→ **Data extracted from a collection**:

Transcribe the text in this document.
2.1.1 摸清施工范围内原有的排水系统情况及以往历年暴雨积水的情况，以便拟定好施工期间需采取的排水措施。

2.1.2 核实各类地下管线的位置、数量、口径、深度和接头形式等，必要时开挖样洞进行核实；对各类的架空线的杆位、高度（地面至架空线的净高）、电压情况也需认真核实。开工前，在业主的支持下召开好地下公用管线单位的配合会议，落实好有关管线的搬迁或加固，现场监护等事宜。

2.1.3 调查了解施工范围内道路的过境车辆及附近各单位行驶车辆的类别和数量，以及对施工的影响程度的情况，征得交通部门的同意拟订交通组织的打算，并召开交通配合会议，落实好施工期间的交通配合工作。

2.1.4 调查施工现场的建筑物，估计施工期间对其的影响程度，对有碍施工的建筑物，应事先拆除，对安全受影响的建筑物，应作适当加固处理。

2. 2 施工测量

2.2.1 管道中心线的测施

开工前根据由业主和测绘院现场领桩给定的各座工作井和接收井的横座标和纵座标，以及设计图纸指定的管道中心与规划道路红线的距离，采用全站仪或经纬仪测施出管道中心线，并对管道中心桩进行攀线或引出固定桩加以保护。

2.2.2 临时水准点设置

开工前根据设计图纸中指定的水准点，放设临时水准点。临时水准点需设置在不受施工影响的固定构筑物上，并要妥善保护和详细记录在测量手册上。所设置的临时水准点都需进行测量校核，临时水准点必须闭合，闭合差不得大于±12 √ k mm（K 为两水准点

→ **WORK INSTRUCTIONS**: Quote the data above in full, changing nothing.

→ **OUTPUT OF THE TASK**:
Transcribe the text in this document.
2.1.1 摸清施工范围内原有的排水系统情况及以往历年暴雨积水的情况，以便拟定好施工期间需采取的排水措施。

2.1.2 核实各类地下管线的位置、数量、口径、深度和接头形式等，必要时开挖样洞进行核实；对各类的架空线的杆位、高度（地面至架空线的净高）、电压情况也需认真核实。开工前，在业主的支持下召开好地下公用管线单位的配合会议，落实好有关管线的搬迁或加固，现场监护等事宜。

2.1.3 调查了解施工范围内道路的过境车辆及附近各单位行驶车辆的类别和数量，以及对施工的影响程度的情况，征得交通部门的同意拟订交通组织的打算，并召开交通配合会议，落实好施工期间的交通配合工作。

2.1.4 调查施工现场的建筑物，估计施工期间对其的影响程度，对有碍施工的建筑物，应事先拆除，对安全受影响的建筑物，应作适当加固处理。

2. 2 施工测量

2.2.1 管道中心线的测施

开工前根据由业主和测绘院现场领桩给定的各座工作井和接收井的横座标和纵座标，以及设计图纸指定的管道中心与规划道路红线的距离，采用全站仪或经纬仪测施出管道中心线，并对管道中心桩进行攀线或引出固定桩加以保护。

2.2.2 临时水准点设置

开工前根据设计图纸中指定的水准点，放设临时水准点。临时水准点需设置在不受施工影响的固定构筑物上，并要妥善保护和详细记录在测量手册上。所设置的临时水准点都需进行测量校核，临时水准点必须闭合，闭合差不得大于±12 √ k mm（K 为两水准点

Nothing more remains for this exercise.